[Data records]

—————

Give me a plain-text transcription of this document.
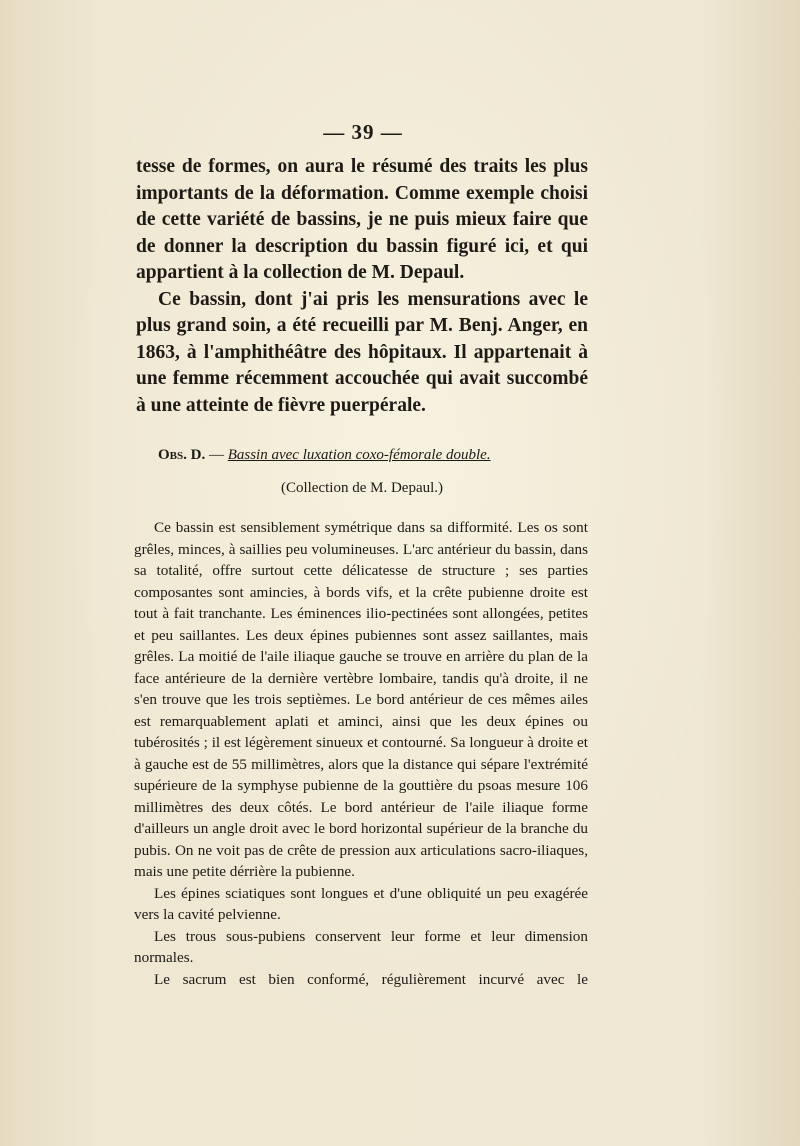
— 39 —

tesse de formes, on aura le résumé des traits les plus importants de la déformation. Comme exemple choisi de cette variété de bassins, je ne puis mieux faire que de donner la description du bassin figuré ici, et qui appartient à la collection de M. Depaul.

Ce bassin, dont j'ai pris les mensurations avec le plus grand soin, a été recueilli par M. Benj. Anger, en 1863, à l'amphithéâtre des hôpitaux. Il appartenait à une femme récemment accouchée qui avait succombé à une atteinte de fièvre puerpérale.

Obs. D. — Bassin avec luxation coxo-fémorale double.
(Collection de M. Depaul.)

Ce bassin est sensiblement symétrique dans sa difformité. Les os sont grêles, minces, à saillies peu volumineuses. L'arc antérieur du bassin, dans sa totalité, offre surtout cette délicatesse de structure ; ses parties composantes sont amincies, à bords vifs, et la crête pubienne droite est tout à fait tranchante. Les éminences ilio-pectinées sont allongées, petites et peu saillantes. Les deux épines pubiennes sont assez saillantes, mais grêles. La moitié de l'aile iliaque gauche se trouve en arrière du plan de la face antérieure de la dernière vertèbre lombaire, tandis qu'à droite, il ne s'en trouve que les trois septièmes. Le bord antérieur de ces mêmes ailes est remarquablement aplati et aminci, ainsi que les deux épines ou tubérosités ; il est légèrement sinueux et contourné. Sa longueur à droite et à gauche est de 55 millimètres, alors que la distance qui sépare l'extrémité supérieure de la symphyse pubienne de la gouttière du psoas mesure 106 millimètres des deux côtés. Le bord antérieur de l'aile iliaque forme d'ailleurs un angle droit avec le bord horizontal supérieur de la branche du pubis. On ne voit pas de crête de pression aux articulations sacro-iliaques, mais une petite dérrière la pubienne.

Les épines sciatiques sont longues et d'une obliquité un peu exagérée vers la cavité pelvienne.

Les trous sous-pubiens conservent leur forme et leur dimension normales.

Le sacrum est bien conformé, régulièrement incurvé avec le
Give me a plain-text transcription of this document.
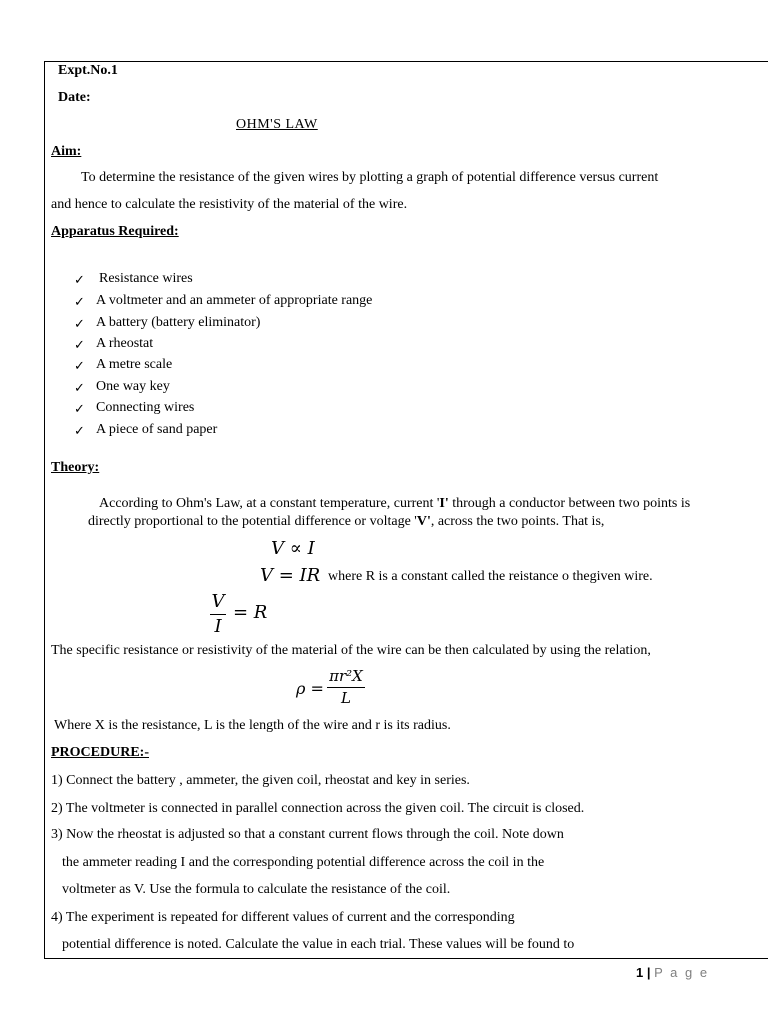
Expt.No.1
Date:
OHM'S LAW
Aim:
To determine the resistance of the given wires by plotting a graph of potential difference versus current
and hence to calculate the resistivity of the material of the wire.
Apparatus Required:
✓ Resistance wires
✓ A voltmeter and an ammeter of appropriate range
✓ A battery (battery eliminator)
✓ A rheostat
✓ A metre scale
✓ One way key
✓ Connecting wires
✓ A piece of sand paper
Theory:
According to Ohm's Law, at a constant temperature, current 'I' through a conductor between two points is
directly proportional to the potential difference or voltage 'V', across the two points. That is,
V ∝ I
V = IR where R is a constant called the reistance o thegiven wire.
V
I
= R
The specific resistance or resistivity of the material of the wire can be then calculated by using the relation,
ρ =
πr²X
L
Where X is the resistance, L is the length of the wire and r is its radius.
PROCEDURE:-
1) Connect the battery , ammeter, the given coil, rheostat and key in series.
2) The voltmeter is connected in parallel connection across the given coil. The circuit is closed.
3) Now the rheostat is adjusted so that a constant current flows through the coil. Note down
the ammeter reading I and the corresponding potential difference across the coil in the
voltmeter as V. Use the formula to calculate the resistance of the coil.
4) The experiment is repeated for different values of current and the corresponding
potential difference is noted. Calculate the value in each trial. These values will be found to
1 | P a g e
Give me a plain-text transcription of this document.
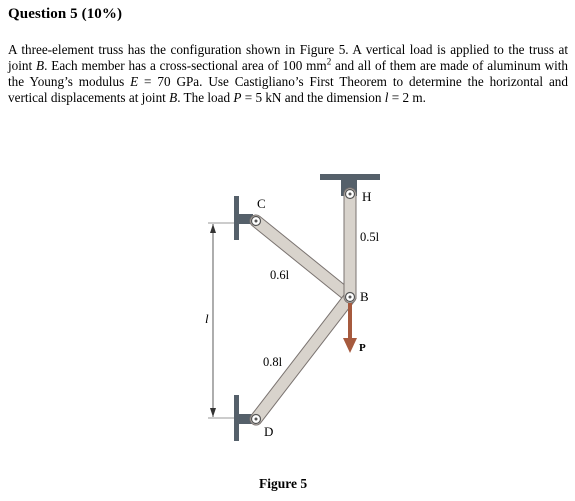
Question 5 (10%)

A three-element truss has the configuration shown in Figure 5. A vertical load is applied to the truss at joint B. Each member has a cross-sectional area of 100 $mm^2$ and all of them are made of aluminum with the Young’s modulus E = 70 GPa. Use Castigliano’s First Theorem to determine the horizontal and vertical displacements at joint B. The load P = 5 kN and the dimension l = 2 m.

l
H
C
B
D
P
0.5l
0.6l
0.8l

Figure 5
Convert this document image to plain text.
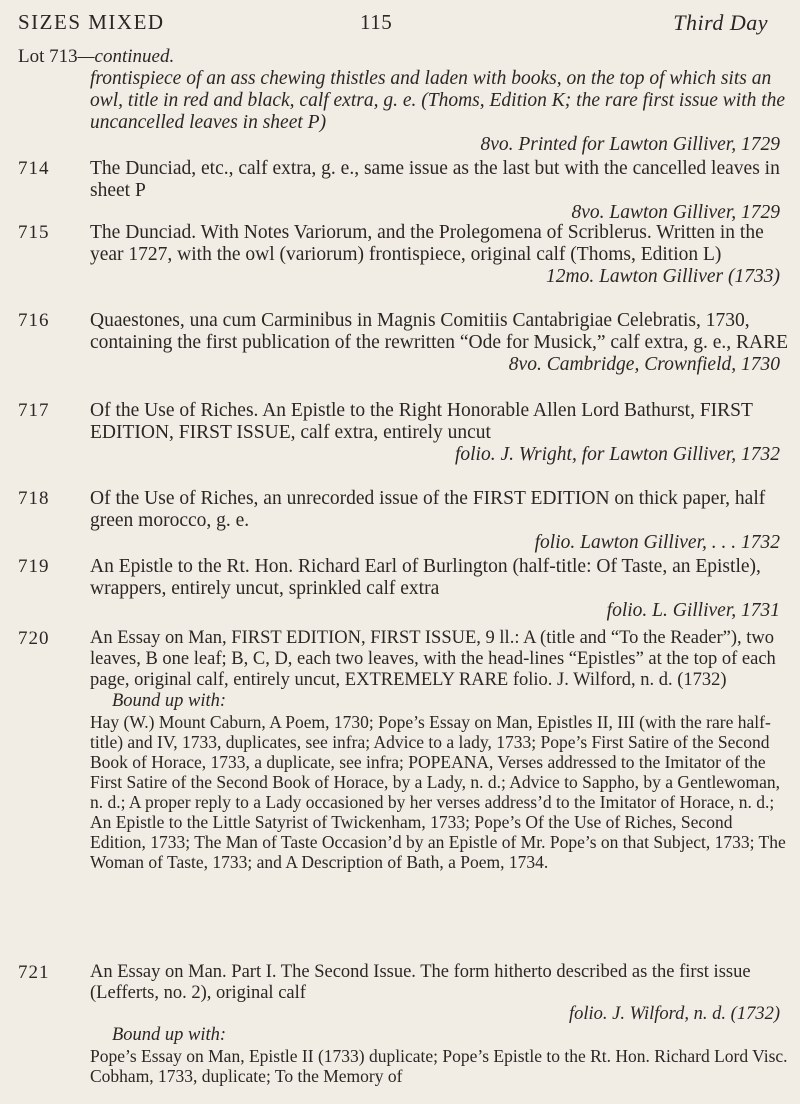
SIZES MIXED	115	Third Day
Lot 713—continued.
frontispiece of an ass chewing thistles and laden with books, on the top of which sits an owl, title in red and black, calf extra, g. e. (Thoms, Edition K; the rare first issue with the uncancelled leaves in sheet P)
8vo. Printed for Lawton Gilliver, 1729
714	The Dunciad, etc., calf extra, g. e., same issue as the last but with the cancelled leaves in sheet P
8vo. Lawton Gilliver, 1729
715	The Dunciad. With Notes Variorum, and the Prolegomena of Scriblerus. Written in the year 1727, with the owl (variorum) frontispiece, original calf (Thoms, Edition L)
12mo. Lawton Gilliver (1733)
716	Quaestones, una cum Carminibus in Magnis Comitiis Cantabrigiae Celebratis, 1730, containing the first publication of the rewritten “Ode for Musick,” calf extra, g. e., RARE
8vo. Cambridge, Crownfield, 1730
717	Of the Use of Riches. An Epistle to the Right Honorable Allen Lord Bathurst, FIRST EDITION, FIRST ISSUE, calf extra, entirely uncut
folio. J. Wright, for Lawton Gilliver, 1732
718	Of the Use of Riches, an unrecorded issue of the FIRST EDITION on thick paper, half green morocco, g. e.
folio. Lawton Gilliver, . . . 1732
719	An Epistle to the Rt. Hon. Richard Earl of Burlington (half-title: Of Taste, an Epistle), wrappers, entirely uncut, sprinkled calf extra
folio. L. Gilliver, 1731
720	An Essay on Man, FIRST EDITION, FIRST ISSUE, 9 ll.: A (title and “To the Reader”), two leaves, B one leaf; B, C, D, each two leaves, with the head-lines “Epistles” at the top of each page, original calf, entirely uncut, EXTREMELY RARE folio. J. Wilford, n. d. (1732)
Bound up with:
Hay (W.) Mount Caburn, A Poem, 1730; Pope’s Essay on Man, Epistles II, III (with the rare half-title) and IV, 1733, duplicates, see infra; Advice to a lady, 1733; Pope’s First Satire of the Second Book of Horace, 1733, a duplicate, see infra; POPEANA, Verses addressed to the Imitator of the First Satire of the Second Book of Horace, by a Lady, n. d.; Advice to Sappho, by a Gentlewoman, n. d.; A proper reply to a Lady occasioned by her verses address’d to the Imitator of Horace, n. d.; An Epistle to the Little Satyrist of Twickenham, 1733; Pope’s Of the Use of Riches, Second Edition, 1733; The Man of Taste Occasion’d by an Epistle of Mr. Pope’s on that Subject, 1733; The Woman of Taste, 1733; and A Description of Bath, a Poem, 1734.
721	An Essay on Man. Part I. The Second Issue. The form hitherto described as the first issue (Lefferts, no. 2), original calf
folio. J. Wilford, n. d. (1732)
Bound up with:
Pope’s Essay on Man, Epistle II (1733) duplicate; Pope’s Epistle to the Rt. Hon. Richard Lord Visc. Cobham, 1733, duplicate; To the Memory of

—————

**OBJECTIVE:**
State how many lines of the listing above include the word "rheostat". Give nothing but the number.

**ANSWER TO THIS EXERCISE:**
3